* START *

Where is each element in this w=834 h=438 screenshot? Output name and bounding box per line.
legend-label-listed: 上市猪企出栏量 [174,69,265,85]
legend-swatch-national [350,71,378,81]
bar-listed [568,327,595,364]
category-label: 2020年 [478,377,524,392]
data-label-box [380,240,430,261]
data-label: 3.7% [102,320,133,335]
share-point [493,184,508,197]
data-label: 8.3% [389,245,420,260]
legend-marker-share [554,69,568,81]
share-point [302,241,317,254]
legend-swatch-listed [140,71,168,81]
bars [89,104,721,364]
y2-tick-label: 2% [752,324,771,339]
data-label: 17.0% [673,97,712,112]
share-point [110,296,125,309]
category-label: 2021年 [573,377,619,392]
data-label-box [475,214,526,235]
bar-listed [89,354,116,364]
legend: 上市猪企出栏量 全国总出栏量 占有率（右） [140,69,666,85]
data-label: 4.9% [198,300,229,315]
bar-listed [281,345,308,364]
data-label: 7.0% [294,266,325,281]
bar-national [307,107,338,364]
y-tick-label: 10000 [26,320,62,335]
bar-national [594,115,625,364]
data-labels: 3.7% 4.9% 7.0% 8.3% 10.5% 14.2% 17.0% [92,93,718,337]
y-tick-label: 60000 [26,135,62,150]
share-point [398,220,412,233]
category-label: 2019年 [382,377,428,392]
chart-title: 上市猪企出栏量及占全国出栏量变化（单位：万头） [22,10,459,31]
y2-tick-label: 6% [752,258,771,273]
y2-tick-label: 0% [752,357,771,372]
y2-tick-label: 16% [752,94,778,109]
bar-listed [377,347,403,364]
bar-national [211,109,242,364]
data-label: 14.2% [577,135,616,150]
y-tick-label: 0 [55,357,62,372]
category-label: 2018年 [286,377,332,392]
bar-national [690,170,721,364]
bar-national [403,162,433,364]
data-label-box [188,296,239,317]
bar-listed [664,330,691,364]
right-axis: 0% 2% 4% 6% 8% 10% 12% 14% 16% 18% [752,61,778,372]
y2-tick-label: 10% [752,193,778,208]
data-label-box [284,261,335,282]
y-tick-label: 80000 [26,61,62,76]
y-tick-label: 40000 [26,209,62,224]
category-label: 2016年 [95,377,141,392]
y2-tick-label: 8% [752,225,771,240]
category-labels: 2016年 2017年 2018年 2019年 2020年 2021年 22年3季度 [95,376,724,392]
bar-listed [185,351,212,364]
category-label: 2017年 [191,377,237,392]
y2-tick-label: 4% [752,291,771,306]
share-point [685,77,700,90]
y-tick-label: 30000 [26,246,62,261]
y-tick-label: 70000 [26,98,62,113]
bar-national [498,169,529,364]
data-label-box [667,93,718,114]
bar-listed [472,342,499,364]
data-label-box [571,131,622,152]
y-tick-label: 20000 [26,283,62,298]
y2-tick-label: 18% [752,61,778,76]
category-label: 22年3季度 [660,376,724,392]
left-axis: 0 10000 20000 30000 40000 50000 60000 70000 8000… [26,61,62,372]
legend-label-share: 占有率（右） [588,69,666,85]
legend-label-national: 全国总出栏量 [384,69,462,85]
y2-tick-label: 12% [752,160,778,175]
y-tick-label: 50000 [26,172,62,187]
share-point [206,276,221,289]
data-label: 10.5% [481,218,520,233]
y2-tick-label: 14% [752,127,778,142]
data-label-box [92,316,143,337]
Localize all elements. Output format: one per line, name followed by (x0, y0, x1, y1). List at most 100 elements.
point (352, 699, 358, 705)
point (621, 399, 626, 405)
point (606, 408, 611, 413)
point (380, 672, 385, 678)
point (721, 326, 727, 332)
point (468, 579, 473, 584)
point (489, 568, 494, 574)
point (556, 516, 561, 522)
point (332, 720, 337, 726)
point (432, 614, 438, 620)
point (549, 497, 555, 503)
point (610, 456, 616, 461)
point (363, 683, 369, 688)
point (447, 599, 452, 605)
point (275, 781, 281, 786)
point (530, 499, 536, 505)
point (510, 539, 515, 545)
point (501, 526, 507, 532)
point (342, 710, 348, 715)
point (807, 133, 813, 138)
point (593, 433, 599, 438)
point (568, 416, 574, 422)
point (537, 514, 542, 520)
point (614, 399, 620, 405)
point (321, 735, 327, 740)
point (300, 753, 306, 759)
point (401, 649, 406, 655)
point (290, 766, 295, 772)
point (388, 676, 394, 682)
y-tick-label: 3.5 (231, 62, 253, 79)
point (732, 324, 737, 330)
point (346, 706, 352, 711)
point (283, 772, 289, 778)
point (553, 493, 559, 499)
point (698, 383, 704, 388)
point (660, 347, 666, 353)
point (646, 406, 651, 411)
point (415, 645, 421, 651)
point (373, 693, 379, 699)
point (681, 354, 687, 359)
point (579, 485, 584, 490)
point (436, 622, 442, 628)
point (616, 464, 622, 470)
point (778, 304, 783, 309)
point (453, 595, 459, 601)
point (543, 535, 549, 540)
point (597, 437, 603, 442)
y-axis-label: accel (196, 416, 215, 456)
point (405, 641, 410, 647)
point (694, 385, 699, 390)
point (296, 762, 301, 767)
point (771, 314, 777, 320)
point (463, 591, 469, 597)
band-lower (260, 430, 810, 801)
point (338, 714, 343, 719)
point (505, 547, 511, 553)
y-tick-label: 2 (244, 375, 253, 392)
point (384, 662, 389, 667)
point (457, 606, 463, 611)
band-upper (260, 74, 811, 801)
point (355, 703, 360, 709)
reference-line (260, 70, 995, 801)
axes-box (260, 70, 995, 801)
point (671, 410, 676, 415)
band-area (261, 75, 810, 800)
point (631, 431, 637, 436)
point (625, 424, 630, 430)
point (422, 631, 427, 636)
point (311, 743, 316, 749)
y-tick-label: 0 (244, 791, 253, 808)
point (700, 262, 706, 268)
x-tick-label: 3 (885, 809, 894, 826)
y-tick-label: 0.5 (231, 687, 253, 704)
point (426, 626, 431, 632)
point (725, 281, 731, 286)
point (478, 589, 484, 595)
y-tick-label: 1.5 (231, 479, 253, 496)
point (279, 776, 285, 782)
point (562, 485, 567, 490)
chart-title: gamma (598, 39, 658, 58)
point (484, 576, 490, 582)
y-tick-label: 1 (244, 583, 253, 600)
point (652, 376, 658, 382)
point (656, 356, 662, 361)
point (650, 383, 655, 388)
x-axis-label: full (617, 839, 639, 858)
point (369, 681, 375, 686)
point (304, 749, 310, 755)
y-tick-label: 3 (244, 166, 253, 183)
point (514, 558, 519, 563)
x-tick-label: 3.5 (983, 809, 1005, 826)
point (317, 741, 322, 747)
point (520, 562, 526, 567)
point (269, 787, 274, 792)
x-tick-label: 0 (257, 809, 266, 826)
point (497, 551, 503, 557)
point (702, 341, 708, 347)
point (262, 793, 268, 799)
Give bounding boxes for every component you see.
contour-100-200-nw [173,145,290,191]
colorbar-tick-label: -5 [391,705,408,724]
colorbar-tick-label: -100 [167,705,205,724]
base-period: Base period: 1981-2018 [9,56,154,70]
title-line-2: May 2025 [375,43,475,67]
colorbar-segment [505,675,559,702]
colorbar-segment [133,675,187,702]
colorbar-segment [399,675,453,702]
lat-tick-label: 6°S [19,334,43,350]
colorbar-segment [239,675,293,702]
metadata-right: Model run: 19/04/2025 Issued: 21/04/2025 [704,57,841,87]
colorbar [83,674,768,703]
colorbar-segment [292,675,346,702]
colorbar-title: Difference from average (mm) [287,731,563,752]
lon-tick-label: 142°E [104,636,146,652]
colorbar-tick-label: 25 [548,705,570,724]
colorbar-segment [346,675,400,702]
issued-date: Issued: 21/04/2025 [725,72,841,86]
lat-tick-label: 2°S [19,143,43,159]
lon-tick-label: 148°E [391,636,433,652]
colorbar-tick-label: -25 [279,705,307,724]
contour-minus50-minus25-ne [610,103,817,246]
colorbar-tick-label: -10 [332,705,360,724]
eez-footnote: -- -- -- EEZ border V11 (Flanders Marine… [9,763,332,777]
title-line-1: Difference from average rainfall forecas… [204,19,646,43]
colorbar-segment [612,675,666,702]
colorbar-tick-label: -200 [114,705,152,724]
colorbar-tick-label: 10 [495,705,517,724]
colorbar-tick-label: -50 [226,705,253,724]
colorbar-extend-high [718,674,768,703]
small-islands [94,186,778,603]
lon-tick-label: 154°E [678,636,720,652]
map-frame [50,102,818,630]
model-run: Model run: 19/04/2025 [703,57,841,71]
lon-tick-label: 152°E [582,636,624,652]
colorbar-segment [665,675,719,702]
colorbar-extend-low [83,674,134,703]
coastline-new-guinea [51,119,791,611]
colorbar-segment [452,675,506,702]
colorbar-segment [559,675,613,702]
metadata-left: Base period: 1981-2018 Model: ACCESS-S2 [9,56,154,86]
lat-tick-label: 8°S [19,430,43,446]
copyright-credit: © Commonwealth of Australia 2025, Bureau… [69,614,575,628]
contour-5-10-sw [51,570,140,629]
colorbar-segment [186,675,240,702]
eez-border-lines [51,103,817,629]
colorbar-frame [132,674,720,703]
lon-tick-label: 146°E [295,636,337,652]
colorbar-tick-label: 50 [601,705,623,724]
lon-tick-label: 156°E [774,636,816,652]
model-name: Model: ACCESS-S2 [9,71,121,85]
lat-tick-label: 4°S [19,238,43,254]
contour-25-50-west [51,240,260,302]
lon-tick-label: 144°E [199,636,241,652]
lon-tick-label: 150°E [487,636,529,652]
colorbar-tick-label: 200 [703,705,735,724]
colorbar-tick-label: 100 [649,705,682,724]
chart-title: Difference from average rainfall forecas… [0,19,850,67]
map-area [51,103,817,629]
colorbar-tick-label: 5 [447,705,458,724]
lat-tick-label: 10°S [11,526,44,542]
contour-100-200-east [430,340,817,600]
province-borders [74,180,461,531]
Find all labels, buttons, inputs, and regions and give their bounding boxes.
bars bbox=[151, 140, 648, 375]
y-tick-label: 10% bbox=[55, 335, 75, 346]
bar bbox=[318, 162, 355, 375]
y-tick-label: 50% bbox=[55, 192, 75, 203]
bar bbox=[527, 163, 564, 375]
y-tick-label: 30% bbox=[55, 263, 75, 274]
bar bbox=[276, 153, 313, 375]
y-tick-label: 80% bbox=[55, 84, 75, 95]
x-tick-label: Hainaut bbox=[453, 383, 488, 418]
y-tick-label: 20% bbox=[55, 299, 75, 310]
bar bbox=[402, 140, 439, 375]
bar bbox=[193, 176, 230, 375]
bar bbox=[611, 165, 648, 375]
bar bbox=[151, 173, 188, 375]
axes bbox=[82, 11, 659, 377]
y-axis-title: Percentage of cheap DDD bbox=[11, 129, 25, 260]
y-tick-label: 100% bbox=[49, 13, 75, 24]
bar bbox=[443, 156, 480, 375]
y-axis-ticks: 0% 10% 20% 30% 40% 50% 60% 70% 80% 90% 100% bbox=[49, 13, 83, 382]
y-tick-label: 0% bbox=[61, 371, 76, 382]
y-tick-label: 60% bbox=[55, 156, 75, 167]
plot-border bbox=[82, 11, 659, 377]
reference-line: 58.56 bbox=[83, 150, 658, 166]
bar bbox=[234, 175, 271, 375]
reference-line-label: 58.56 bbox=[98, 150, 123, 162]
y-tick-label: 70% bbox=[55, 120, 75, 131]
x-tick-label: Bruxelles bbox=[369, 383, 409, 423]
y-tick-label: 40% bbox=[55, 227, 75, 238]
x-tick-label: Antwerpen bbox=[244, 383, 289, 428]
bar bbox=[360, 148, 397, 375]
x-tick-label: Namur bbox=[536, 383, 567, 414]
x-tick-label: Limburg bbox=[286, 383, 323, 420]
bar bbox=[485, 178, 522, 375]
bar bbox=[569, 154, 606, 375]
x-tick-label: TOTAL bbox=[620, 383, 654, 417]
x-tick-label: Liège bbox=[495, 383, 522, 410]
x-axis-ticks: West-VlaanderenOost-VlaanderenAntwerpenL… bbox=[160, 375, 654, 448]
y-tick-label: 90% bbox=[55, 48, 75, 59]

* END *

● Task statement
Rewrite the items from the first line through the line containing "bar-national [211,109,242,364]" as a JSON list of strings, one string per line, with blank lines omitted.

● Answer to this task
[
  "Where is each element in this w=834 h=438 screenshot? Output name and bounding box per line.",
  "legend-label-listed: 上市猪企出栏量 [174,69,265,85]",
  "legend-swatch-national [350,71,378,81]",
  "bar-listed [568,327,595,364]",
  "category-label: 2020年 [478,377,524,392]",
  "data-label-box [380,240,430,261]",
  "data-label: 3.7% [102,320,133,335]",
  "share-point [493,184,508,197]",
  "data-label: 8.3% [389,245,420,260]",
  "legend-marker-share [554,69,568,81]",
  "share-point [302,241,317,254]",
  "legend-swatch-listed [140,71,168,81]",
  "bars [89,104,721,364]",
  "y2-tick-label: 2% [752,324,771,339]",
  "data-label: 17.0% [673,97,712,112]",
  "share-point [110,296,125,309]",
  "category-label: 2021年 [573,377,619,392]",
  "data-label-box [475,214,526,235]",
  "bar-listed [89,354,116,364]",
  "legend: 上市猪企出栏量 全国总出栏量 占有率（右） [140,69,666,85]",
  "data-label: 4.9% [198,300,229,315]",
  "bar-listed [281,345,308,364]",
  "data-label: 7.0% [294,266,325,281]",
  "bar-national [307,107,338,364]",
  "y-tick-label: 10000 [26,320,62,335]",
  "bar-national [594,115,625,364]",
  "data-labels: 3.7% 4.9% 7.0% 8.3% 10.5% 14.2% 17.0% [92,93,718,337]",
  "y-tick-label: 60000 [26,135,62,150]",
  "share-point [398,220,412,233]",
  "category-label: 2019年 [382,377,428,392]",
  "chart-title: 上市猪企出栏量及占全国出栏量变化（单位：万头） [22,10,459,31]",
  "y2-tick-label: 6% [752,258,771,273]",
  "y2-tick-label: 0% [752,357,771,372]",
  "y2-tick-label: 16% [752,94,778,109]",
  "bar-listed [377,347,403,364]",
  "bar-national [211,109,242,364]"
]